• WORK TO BE COMPLETED
Repeat every record below exactly, but leave out any pictures.

[Entries from a visual dataset]
--- BEGIN ---
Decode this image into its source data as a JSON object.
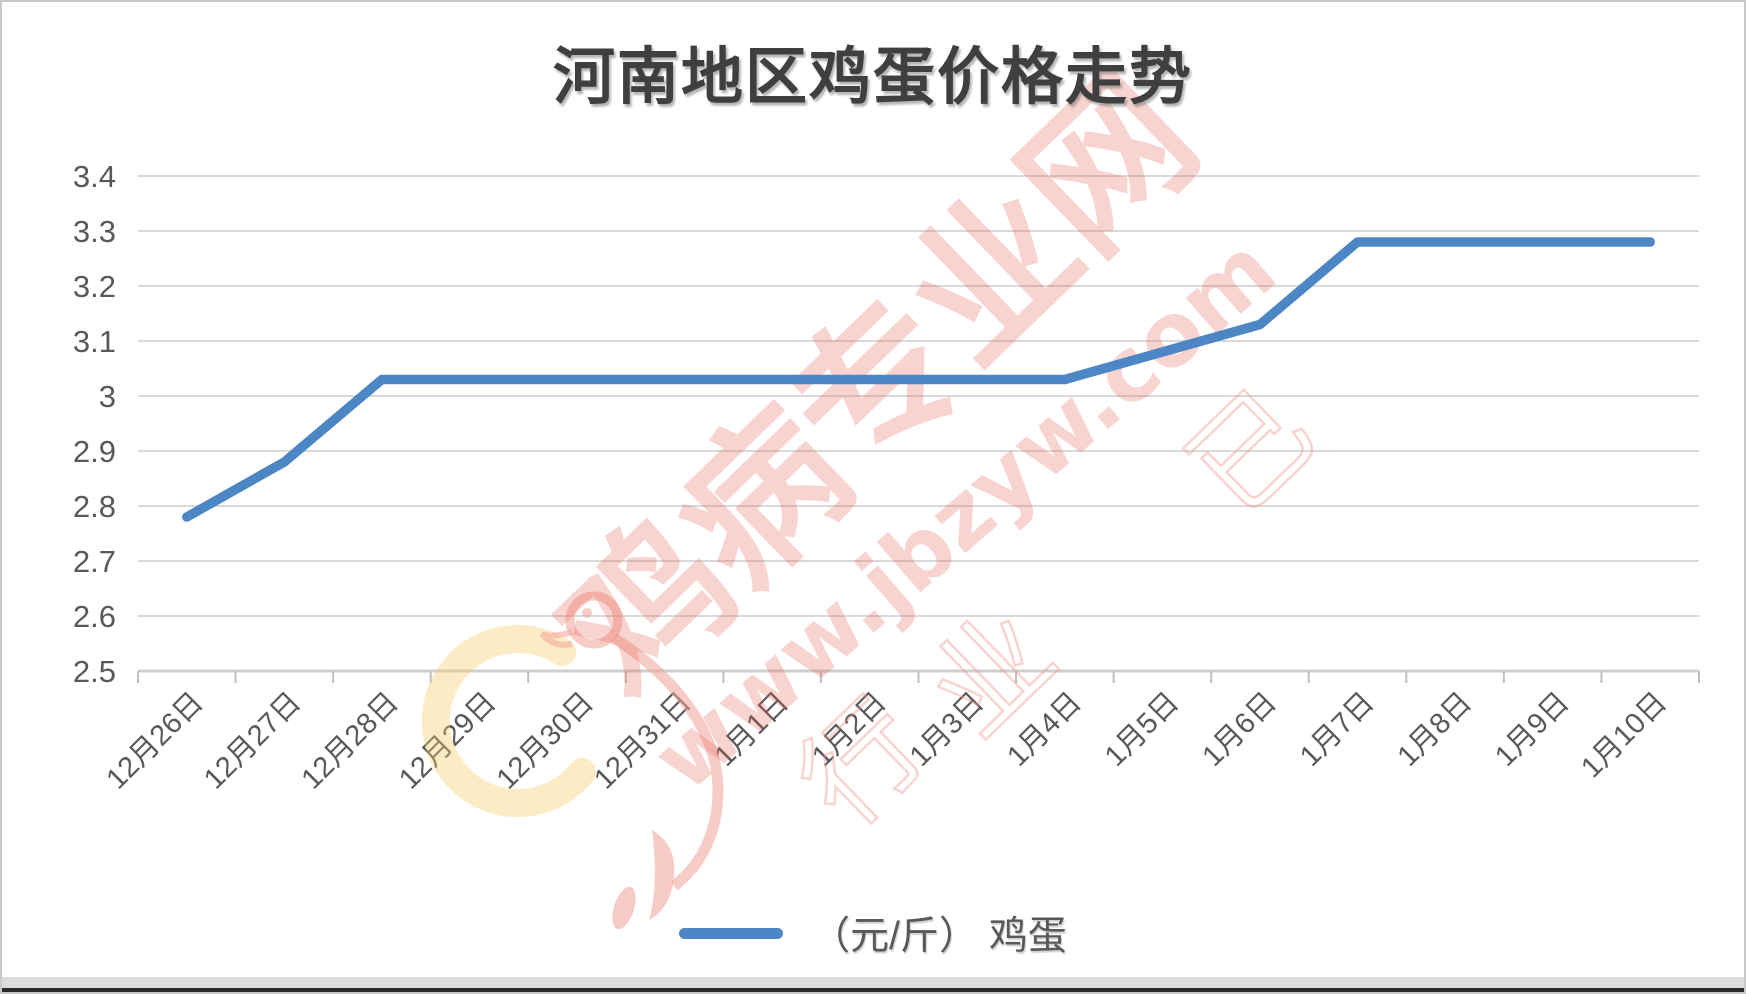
{
  "title": {
    "text": "河南地区鸡蛋价格走势",
    "color": "#3f3f3f"
  },
  "legend": {
    "swatch_color": "#4d86c4",
    "label": "（元/斤） 鸡蛋"
  },
  "watermark": {
    "main_text": "鸡病专业网",
    "url_text": "www.jbzyw.com",
    "faint_chars": [
      "行",
      "业",
      "已"
    ],
    "pink": "rgba(229,90,78,0.26)",
    "pink_stroke": "rgba(238,152,142,0.42)",
    "bird_pink": "rgba(242,162,152,0.55)",
    "yellow": "rgba(247,205,105,0.38)"
  },
  "chart_data": {
    "type": "line",
    "title": "河南地区鸡蛋价格走势",
    "series_name": "（元/斤） 鸡蛋",
    "unit": "元/斤",
    "categories": [
      "12月26日",
      "12月27日",
      "12月28日",
      "12月29日",
      "12月30日",
      "12月31日",
      "1月1日",
      "1月2日",
      "1月3日",
      "1月4日",
      "1月5日",
      "1月6日",
      "1月7日",
      "1月8日",
      "1月9日",
      "1月10日"
    ],
    "values": [
      2.78,
      2.88,
      3.03,
      3.03,
      3.03,
      3.03,
      3.03,
      3.03,
      3.03,
      3.03,
      3.08,
      3.13,
      3.28,
      3.28,
      3.28,
      3.28
    ],
    "ylim": [
      2.5,
      3.4
    ],
    "ytick_step": 0.1,
    "ytick_labels": [
      "2.5",
      "2.6",
      "2.7",
      "2.8",
      "2.9",
      "3",
      "3.1",
      "3.2",
      "3.3",
      "3.4"
    ],
    "grid": true,
    "legend_position": "bottom",
    "line_color": "#4d86c4",
    "grid_color": "#d9d9d9",
    "axis_line_color": "#cfcfcf",
    "tick_color": "#bfbfbf",
    "axis_label_color": "#595959"
  }
}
--- END ---
• ANSWER FOR THE TASK
Decode this image into its source data as a JSON object.
{
  "title": {
    "text": "河南地区鸡蛋价格走势",
    "color": "#3f3f3f"
  },
  "legend": {
    "swatch_color": "#4d86c4",
    "label": "（元/斤） 鸡蛋"
  },
  "watermark": {
    "main_text": "鸡病专业网",
    "url_text": "www.jbzyw.com",
    "faint_chars": [
      "行",
      "业",
      "已"
    ],
    "pink": "rgba(229,90,78,0.26)",
    "pink_stroke": "rgba(238,152,142,0.42)",
    "bird_pink": "rgba(242,162,152,0.55)",
    "yellow": "rgba(247,205,105,0.38)"
  },
  "chart_data": {
    "type": "line",
    "title": "河南地区鸡蛋价格走势",
    "series_name": "（元/斤） 鸡蛋",
    "unit": "元/斤",
    "categories": [
      "12月26日",
      "12月27日",
      "12月28日",
      "12月29日",
      "12月30日",
      "12月31日",
      "1月1日",
      "1月2日",
      "1月3日",
      "1月4日",
      "1月5日",
      "1月6日",
      "1月7日",
      "1月8日",
      "1月9日",
      "1月10日"
    ],
    "values": [
      2.78,
      2.88,
      3.03,
      3.03,
      3.03,
      3.03,
      3.03,
      3.03,
      3.03,
      3.03,
      3.08,
      3.13,
      3.28,
      3.28,
      3.28,
      3.28
    ],
    "ylim": [
      2.5,
      3.4
    ],
    "ytick_step": 0.1,
    "ytick_labels": [
      "2.5",
      "2.6",
      "2.7",
      "2.8",
      "2.9",
      "3",
      "3.1",
      "3.2",
      "3.3",
      "3.4"
    ],
    "grid": true,
    "legend_position": "bottom",
    "line_color": "#4d86c4",
    "grid_color": "#d9d9d9",
    "axis_line_color": "#cfcfcf",
    "tick_color": "#bfbfbf",
    "axis_label_color": "#595959"
  }
}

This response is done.